START

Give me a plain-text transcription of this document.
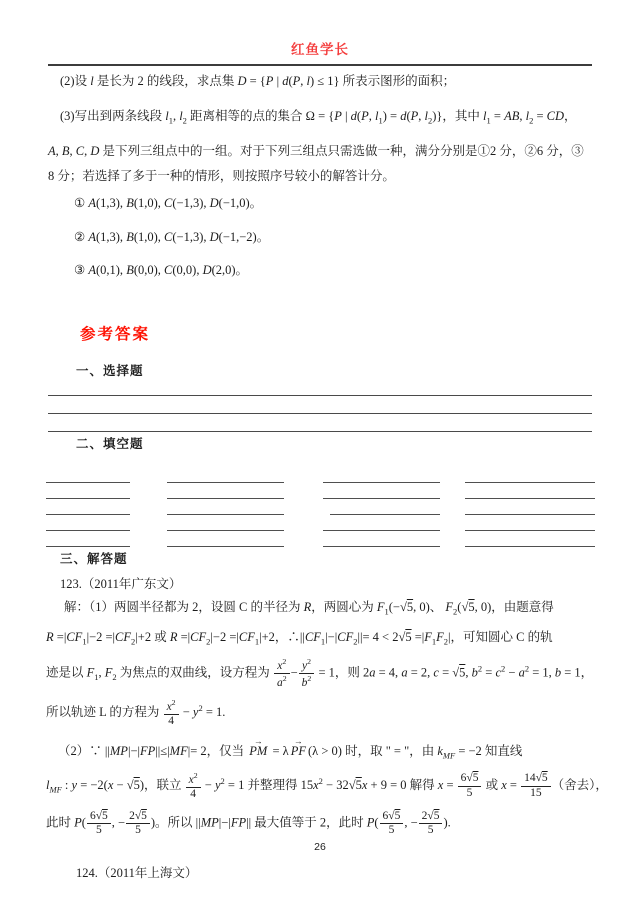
红鱼学长

(2)设 l 是长为 2 的线段，求点集 D = {P | d(P, l) ≤ 1} 所表示图形的面积；

(3)写出到两条线段 $l_1$, $l_2$ 距离相等的点的集合 Ω = {P | d(P, $l_1) = d(P$, $l_2$)}，其中 $l_1$ = AB, $l_2$ = CD，

A, B, C, D 是下列三组点中的一组。对于下列三组点只需选做一种，满分分别是①2 分，②6 分，③

8 分；若选择了多于一种的情形，则按照序号较小的解答计分。

① A(1,3), B(1,0), C(−1,3), D(−1,0)。

② A(1,3), B(1,0), C(−1,3), D(−1,−2)。

③ A(0,1), B(0,0), C(0,0), D(2,0)。

参考答案
一、选择题
二、填空题
三、解答题

123.（2011年广东文）

解：（1）两圆半径都为 2，设圆 C 的半径为 R，两圆心为 $F_1(-√5$, 0)、 $F_2(√5$, 0)，由题意得

$R =|CF_1|-2 =|CF_2|+2$ 或 $R =|CF_2|-2 =|CF_1|+2$，$\therefore||CF_1|-|CF_2||= 4 < 2√5 =|F_1F_2|$，可知圆心 C 的轨

迹是以 $F_1$, $F_2$ 为焦点的双曲线，设方程为 $\frac{x^2}{a^2} - \frac{y^2}{b^2} = 1$，则 2a = 4, a = 2, c = √5, $b^2 = c^2 - a^2 = 1$, b = 1，

所以轨迹 L 的方程为 $\frac{x^2}{4} - y^2 = 1$.

（2）∵ ||MP|−|FP||≤|MF|= 2，仅当 PM → = λ PF → (λ > 0) 时，取 " = "，由 $k_{MF} = -2$ 知直线

$l_{MF}$ : y = −2(x − √5)，联立 $\frac{x^2}{4} - y^2 = 1$ 并整理得 $15x^2 - 32√5x + 9 = 0$ 解得 $x = \frac{6√5}{5}$ 或 $x = \frac{14√5}{15}$ （舍去），

此时 $P( \frac{6√5}{5}$ , − $\frac{2√5}{5}$ )。所以 ||MP|−|FP|| 最大值等于 2，此时 $P( \frac{6√5}{5}$ , − $\frac{2√5}{5}$ ).

124.（2011年上海文）

26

END

Transcribe each entry above exactly, apart from the pictures.

Give me a plain-text transcription of this document.
红鱼学长

(2)设 l 是长为 2 的线段，求点集 D = {P | d(P, l) ≤ 1} 所表示图形的面积；

(3)写出到两条线段 $l_1$, $l_2$ 距离相等的点的集合 Ω = {P | d(P, $l_1) = d(P$, $l_2$)}，其中 $l_1$ = AB, $l_2$ = CD，

A, B, C, D 是下列三组点中的一组。对于下列三组点只需选做一种，满分分别是①2 分，②6 分，③

8 分；若选择了多于一种的情形，则按照序号较小的解答计分。

① A(1,3), B(1,0), C(−1,3), D(−1,0)。

② A(1,3), B(1,0), C(−1,3), D(−1,−2)。

③ A(0,1), B(0,0), C(0,0), D(2,0)。

参考答案
一、选择题
二、填空题
三、解答题

123.（2011年广东文）

解：（1）两圆半径都为 2，设圆 C 的半径为 R，两圆心为 $F_1(-√5$, 0)、 $F_2(√5$, 0)，由题意得

$R =|CF_1|-2 =|CF_2|+2$ 或 $R =|CF_2|-2 =|CF_1|+2$，$\therefore||CF_1|-|CF_2||= 4 < 2√5 =|F_1F_2|$，可知圆心 C 的轨

迹是以 $F_1$, $F_2$ 为焦点的双曲线，设方程为 $\frac{x^2}{a^2} - \frac{y^2}{b^2} = 1$，则 2a = 4, a = 2, c = √5, $b^2 = c^2 - a^2 = 1$, b = 1，

所以轨迹 L 的方程为 $\frac{x^2}{4} - y^2 = 1$.

（2）∵ ||MP|−|FP||≤|MF|= 2，仅当 PM → = λ PF → (λ > 0) 时，取 " = "，由 $k_{MF} = -2$ 知直线

$l_{MF}$ : y = −2(x − √5)，联立 $\frac{x^2}{4} - y^2 = 1$ 并整理得 $15x^2 - 32√5x + 9 = 0$ 解得 $x = \frac{6√5}{5}$ 或 $x = \frac{14√5}{15}$ （舍去），

此时 $P( \frac{6√5}{5}$ , − $\frac{2√5}{5}$ )。所以 ||MP|−|FP|| 最大值等于 2，此时 $P( \frac{6√5}{5}$ , − $\frac{2√5}{5}$ ).

124.（2011年上海文）

26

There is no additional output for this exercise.